** Begin Records supplied **
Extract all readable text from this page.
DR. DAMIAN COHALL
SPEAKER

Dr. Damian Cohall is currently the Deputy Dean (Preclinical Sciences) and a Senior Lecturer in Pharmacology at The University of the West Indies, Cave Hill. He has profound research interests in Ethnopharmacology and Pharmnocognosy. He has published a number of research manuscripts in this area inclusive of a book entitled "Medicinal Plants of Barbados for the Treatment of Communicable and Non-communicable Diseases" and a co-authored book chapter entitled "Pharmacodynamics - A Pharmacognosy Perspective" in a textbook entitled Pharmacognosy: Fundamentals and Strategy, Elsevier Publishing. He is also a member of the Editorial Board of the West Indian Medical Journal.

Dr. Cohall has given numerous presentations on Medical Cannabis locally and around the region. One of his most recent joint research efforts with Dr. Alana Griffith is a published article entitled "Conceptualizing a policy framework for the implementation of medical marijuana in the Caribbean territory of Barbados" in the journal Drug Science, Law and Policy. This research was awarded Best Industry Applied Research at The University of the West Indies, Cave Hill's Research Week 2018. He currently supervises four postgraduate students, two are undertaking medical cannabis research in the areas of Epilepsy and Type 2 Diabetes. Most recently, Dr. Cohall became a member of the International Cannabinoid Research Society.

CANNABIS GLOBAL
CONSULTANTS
** End Records supplied **
• [To do]
Transcribe the records above exactly as they appear.

• [Solution below]
Extract all readable text from this page.
DR. DAMIAN COHALL
SPEAKER

Dr. Damian Cohall is currently the Deputy Dean (Preclinical Sciences) and a Senior Lecturer in Pharmacology at The University of the West Indies, Cave Hill. He has profound research interests in Ethnopharmacology and Pharmnocognosy. He has published a number of research manuscripts in this area inclusive of a book entitled "Medicinal Plants of Barbados for the Treatment of Communicable and Non-communicable Diseases" and a co-authored book chapter entitled "Pharmacodynamics - A Pharmacognosy Perspective" in a textbook entitled Pharmacognosy: Fundamentals and Strategy, Elsevier Publishing. He is also a member of the Editorial Board of the West Indian Medical Journal.

Dr. Cohall has given numerous presentations on Medical Cannabis locally and around the region. One of his most recent joint research efforts with Dr. Alana Griffith is a published article entitled "Conceptualizing a policy framework for the implementation of medical marijuana in the Caribbean territory of Barbados" in the journal Drug Science, Law and Policy. This research was awarded Best Industry Applied Research at The University of the West Indies, Cave Hill's Research Week 2018. He currently supervises four postgraduate students, two are undertaking medical cannabis research in the areas of Epilepsy and Type 2 Diabetes. Most recently, Dr. Cohall became a member of the International Cannabinoid Research Society.

CANNABIS GLOBAL
CONSULTANTS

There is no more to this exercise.